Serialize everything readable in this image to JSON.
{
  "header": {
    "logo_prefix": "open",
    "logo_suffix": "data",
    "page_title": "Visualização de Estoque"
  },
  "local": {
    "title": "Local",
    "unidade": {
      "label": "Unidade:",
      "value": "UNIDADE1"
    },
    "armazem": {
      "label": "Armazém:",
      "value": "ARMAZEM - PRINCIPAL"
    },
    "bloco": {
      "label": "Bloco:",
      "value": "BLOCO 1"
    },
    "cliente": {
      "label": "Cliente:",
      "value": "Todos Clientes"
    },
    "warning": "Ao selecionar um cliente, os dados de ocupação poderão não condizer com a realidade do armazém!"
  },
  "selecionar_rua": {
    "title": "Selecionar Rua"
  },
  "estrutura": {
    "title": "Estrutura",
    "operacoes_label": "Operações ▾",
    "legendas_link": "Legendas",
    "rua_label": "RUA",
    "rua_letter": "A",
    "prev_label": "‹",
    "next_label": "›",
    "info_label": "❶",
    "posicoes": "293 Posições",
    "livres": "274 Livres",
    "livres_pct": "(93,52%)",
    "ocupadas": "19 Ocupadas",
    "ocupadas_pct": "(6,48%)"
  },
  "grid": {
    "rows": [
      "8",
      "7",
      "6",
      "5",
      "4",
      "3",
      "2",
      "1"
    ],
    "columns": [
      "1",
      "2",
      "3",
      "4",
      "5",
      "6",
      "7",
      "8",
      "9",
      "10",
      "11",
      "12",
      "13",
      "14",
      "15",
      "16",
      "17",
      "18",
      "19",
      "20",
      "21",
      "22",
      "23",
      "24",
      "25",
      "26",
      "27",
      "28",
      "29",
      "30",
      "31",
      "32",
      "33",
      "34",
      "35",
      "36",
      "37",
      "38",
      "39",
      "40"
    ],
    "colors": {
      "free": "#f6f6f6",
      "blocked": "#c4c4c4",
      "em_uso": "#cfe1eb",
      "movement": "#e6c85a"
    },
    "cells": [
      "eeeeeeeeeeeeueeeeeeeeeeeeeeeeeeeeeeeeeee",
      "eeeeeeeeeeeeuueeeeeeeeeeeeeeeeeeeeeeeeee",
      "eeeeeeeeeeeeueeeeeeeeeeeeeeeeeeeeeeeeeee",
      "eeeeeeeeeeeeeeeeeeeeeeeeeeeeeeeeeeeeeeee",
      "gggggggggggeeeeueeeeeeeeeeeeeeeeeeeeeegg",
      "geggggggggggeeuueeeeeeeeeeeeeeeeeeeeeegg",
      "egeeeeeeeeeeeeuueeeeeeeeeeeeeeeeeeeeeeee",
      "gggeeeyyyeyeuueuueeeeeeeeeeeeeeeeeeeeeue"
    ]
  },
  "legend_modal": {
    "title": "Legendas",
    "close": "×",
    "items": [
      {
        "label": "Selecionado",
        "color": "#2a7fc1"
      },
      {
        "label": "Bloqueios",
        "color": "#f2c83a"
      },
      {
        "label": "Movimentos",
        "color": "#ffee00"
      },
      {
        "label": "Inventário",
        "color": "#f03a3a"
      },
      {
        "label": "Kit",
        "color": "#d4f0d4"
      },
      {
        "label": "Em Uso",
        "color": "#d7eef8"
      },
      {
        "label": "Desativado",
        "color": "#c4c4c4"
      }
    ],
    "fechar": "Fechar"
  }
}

WHAT TO WORK ON —
Every entry above should be retyped exactly as shown.

REPLY —
Serialize everything readable in this image to JSON.
{
  "header": {
    "logo_prefix": "open",
    "logo_suffix": "data",
    "page_title": "Visualização de Estoque"
  },
  "local": {
    "title": "Local",
    "unidade": {
      "label": "Unidade:",
      "value": "UNIDADE1"
    },
    "armazem": {
      "label": "Armazém:",
      "value": "ARMAZEM - PRINCIPAL"
    },
    "bloco": {
      "label": "Bloco:",
      "value": "BLOCO 1"
    },
    "cliente": {
      "label": "Cliente:",
      "value": "Todos Clientes"
    },
    "warning": "Ao selecionar um cliente, os dados de ocupação poderão não condizer com a realidade do armazém!"
  },
  "selecionar_rua": {
    "title": "Selecionar Rua"
  },
  "estrutura": {
    "title": "Estrutura",
    "operacoes_label": "Operações ▾",
    "legendas_link": "Legendas",
    "rua_label": "RUA",
    "rua_letter": "A",
    "prev_label": "‹",
    "next_label": "›",
    "info_label": "❶",
    "posicoes": "293 Posições",
    "livres": "274 Livres",
    "livres_pct": "(93,52%)",
    "ocupadas": "19 Ocupadas",
    "ocupadas_pct": "(6,48%)"
  },
  "grid": {
    "rows": [
      "8",
      "7",
      "6",
      "5",
      "4",
      "3",
      "2",
      "1"
    ],
    "columns": [
      "1",
      "2",
      "3",
      "4",
      "5",
      "6",
      "7",
      "8",
      "9",
      "10",
      "11",
      "12",
      "13",
      "14",
      "15",
      "16",
      "17",
      "18",
      "19",
      "20",
      "21",
      "22",
      "23",
      "24",
      "25",
      "26",
      "27",
      "28",
      "29",
      "30",
      "31",
      "32",
      "33",
      "34",
      "35",
      "36",
      "37",
      "38",
      "39",
      "40"
    ],
    "colors": {
      "free": "#f6f6f6",
      "blocked": "#c4c4c4",
      "em_uso": "#cfe1eb",
      "movement": "#e6c85a"
    },
    "cells": [
      "eeeeeeeeeeeeueeeeeeeeeeeeeeeeeeeeeeeeeee",
      "eeeeeeeeeeeeuueeeeeeeeeeeeeeeeeeeeeeeeee",
      "eeeeeeeeeeeeueeeeeeeeeeeeeeeeeeeeeeeeeee",
      "eeeeeeeeeeeeeeeeeeeeeeeeeeeeeeeeeeeeeeee",
      "gggggggggggeeeeueeeeeeeeeeeeeeeeeeeeeegg",
      "geggggggggggeeuueeeeeeeeeeeeeeeeeeeeeegg",
      "egeeeeeeeeeeeeuueeeeeeeeeeeeeeeeeeeeeeee",
      "gggeeeyyyeyeuueuueeeeeeeeeeeeeeeeeeeeeue"
    ]
  },
  "legend_modal": {
    "title": "Legendas",
    "close": "×",
    "items": [
      {
        "label": "Selecionado",
        "color": "#2a7fc1"
      },
      {
        "label": "Bloqueios",
        "color": "#f2c83a"
      },
      {
        "label": "Movimentos",
        "color": "#ffee00"
      },
      {
        "label": "Inventário",
        "color": "#f03a3a"
      },
      {
        "label": "Kit",
        "color": "#d4f0d4"
      },
      {
        "label": "Em Uso",
        "color": "#d7eef8"
      },
      {
        "label": "Desativado",
        "color": "#c4c4c4"
      }
    ],
    "fechar": "Fechar"
  }
}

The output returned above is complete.